● EXERCISE OBJECTIVE
Show every line of the records below that contains the word "name".
┌─ DATA SHOWN
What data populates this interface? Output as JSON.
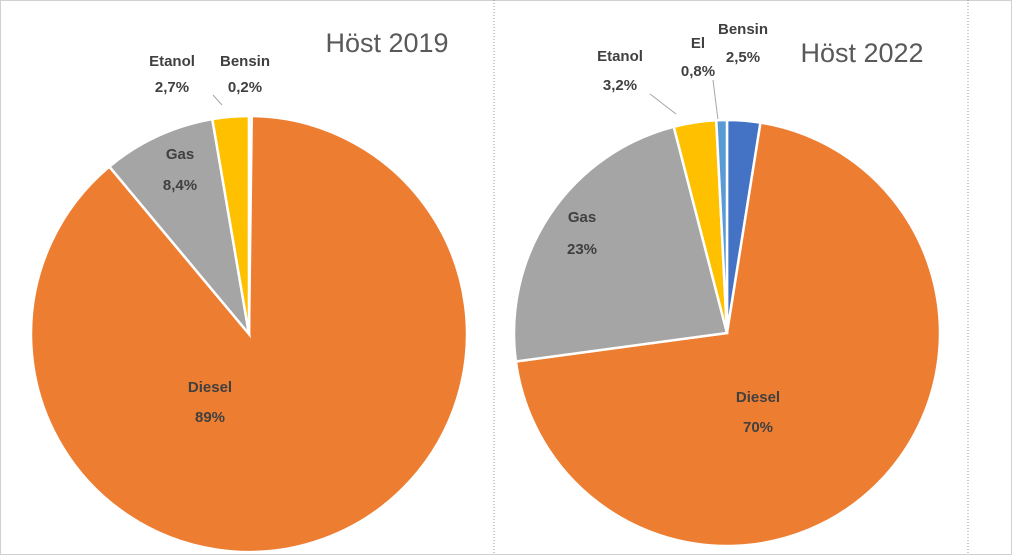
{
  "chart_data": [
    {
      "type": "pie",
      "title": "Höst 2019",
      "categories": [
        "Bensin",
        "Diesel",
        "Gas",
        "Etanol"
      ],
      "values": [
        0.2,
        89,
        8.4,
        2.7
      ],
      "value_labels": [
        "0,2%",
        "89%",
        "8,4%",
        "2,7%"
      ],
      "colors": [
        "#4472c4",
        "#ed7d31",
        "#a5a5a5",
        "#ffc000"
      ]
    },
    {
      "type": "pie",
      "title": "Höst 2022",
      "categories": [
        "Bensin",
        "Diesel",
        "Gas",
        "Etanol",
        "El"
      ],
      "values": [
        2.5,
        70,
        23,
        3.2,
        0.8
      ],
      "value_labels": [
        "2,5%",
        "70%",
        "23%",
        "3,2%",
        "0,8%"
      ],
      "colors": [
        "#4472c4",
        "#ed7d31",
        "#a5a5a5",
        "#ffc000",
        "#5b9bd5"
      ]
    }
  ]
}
└─
┌─ DATA SHOWN
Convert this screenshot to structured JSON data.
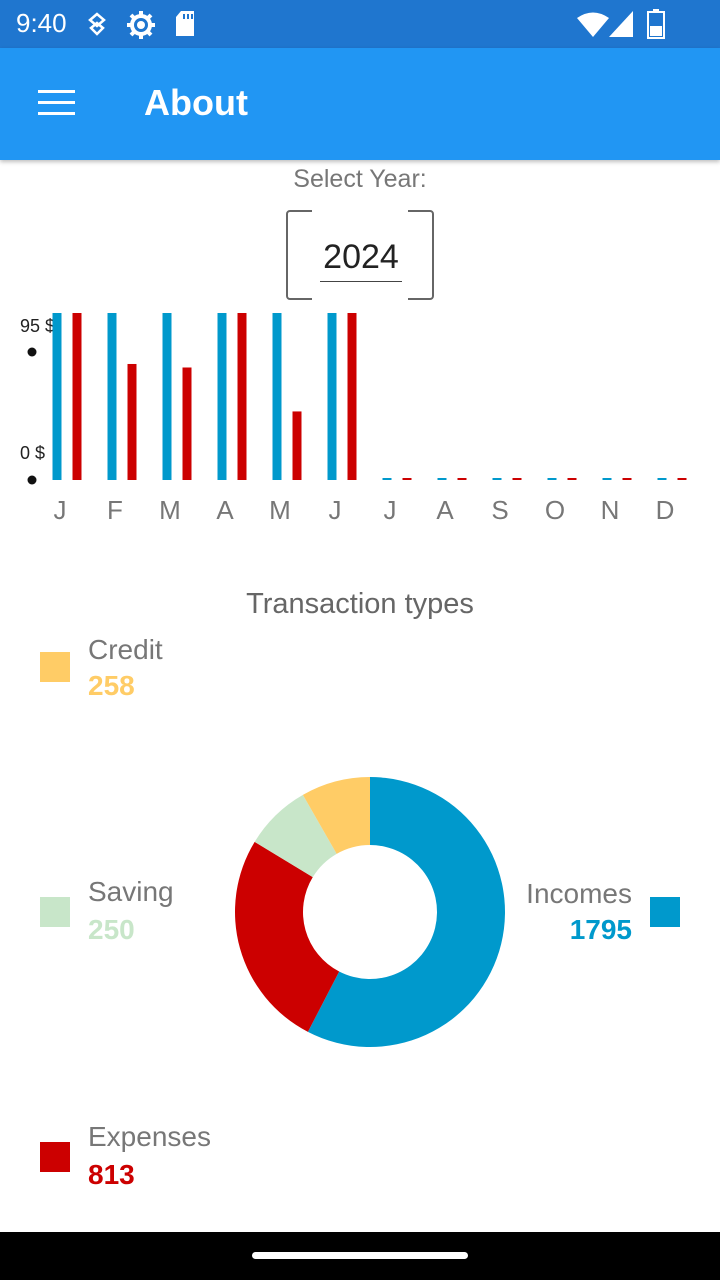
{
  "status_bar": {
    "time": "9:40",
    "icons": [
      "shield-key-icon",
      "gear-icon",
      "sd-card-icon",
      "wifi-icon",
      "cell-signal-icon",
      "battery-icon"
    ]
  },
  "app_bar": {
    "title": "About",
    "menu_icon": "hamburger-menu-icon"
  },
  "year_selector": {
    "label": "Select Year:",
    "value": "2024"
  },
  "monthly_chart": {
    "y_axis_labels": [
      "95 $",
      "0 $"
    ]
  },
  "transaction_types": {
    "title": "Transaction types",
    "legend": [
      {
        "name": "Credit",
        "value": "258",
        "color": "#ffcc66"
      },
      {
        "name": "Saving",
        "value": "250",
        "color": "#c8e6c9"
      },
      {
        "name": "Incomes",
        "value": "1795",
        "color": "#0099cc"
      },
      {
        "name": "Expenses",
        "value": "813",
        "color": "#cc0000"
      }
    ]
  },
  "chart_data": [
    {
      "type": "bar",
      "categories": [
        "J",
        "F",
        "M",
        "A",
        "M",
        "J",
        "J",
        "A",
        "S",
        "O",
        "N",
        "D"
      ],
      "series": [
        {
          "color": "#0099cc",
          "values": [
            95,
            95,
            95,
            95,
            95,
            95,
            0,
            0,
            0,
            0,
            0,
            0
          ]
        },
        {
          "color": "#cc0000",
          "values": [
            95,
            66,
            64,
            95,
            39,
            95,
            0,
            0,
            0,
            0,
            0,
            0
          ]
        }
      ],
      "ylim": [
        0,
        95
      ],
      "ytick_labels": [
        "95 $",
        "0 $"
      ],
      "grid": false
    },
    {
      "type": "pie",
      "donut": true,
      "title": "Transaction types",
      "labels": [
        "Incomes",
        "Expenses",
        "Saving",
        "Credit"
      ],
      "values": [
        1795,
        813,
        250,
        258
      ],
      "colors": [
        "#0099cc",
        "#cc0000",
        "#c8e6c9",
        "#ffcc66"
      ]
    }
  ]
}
└─
┌─ DATA SHOWN
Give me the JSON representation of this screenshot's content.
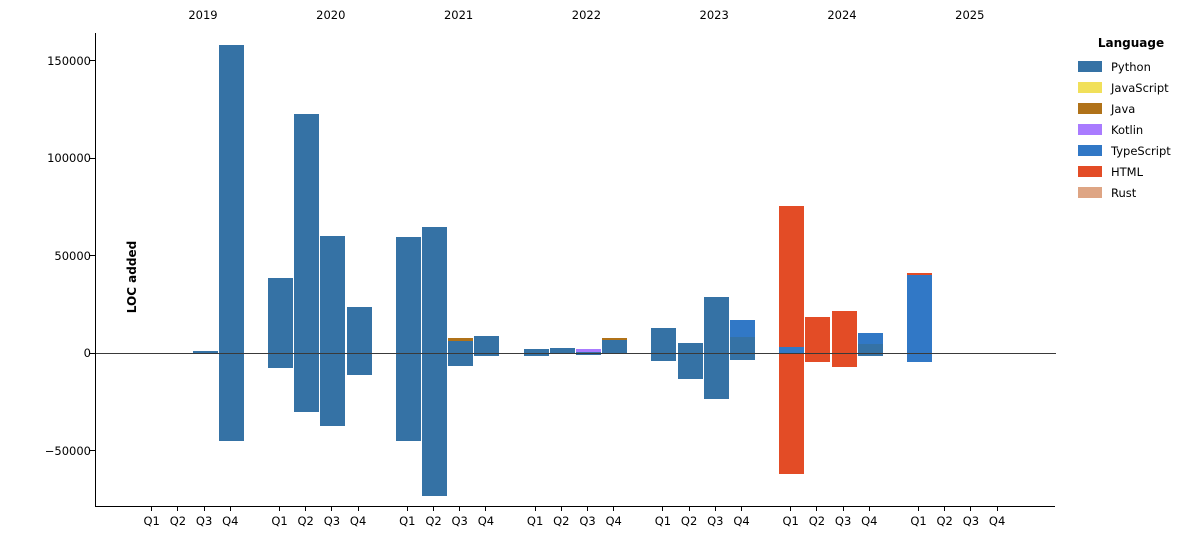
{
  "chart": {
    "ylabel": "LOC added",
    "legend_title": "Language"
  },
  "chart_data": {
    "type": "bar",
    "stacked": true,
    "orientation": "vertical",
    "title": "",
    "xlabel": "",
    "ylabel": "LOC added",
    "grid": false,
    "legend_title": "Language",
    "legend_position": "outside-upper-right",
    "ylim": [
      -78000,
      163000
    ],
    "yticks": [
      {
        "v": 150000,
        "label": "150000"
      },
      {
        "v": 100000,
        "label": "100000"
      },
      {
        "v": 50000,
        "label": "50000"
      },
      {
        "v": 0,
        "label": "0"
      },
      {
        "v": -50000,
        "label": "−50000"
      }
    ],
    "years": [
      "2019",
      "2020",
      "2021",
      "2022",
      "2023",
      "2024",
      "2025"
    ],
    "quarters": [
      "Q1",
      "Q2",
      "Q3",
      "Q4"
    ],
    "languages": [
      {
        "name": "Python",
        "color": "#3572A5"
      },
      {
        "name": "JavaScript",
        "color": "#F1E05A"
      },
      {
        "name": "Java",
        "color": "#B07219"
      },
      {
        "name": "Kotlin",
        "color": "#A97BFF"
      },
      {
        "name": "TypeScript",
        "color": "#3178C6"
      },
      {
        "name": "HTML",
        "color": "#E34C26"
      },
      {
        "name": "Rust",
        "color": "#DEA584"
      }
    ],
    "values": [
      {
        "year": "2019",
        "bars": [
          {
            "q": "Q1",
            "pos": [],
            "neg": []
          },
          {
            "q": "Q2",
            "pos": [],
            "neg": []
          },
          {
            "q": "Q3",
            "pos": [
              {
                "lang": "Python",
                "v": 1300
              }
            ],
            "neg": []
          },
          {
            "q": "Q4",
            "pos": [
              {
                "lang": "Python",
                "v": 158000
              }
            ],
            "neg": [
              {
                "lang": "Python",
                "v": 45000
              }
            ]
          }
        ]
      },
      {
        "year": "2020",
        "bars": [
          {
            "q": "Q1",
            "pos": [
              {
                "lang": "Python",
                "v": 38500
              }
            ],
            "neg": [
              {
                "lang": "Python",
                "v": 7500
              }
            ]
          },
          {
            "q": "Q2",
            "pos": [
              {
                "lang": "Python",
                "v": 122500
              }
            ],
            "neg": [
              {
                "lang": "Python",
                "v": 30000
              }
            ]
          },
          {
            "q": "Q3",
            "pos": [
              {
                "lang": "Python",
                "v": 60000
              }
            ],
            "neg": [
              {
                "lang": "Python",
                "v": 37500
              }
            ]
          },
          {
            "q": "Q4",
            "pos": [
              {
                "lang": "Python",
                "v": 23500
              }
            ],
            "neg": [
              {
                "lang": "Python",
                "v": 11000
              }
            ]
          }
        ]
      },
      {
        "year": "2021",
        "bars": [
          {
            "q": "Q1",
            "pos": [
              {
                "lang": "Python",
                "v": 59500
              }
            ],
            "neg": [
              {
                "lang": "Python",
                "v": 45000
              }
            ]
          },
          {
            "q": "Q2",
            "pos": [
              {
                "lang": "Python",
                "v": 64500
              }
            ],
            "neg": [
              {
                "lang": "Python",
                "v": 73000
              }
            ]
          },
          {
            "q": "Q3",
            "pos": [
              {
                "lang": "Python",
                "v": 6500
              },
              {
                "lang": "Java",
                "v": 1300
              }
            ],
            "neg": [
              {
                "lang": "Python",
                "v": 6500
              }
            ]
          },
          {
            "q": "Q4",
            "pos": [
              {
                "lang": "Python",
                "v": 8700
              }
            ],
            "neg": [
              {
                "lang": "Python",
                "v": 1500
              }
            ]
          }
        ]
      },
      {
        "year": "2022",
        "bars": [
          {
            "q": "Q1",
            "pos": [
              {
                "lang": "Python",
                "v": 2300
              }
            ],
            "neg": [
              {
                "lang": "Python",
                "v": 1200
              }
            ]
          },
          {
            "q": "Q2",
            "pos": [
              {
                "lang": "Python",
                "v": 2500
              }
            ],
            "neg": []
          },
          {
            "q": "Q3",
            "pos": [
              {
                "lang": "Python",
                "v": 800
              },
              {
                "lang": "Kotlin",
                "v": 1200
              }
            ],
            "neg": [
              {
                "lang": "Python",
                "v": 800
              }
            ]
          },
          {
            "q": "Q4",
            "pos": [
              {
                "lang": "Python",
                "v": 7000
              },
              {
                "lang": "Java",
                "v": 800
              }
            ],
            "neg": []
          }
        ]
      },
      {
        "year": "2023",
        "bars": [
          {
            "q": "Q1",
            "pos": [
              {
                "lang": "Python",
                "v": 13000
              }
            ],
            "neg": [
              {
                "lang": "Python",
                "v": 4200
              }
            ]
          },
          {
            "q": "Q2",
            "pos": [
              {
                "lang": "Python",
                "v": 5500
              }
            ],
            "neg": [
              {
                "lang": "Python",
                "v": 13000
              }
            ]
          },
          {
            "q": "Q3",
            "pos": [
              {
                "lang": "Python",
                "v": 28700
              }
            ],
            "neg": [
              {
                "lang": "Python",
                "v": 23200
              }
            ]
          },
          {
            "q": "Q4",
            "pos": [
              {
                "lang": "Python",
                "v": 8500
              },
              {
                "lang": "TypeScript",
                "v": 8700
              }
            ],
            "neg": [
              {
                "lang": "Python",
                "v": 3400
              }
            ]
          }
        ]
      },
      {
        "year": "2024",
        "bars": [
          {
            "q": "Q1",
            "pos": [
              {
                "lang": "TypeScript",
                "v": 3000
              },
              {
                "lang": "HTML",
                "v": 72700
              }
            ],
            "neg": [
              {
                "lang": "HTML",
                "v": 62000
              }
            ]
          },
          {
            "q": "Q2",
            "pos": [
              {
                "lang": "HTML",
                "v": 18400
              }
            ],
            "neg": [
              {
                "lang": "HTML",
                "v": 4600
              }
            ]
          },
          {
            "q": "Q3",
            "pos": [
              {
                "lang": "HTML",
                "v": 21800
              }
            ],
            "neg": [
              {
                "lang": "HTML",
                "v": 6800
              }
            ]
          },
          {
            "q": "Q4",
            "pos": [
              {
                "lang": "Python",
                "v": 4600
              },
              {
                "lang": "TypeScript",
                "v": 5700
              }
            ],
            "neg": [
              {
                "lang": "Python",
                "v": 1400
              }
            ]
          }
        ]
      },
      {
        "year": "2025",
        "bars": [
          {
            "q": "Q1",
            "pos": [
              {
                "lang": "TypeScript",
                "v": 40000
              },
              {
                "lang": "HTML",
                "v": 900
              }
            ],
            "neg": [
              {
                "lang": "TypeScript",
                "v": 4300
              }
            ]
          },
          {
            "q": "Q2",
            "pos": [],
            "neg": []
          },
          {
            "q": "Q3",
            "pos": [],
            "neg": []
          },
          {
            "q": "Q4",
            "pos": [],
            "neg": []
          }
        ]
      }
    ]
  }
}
└─
● EXERCISE RESPONSE
        "name": "Credit",
        "name": "Saving",
        "name": "Incomes",
        "name": "Expenses",
        "name": "Python",
        "name": "JavaScript",
        "name": "Java",
        "name": "Kotlin",
        "name": "TypeScript",
        "name": "HTML",
        "name": "Rust",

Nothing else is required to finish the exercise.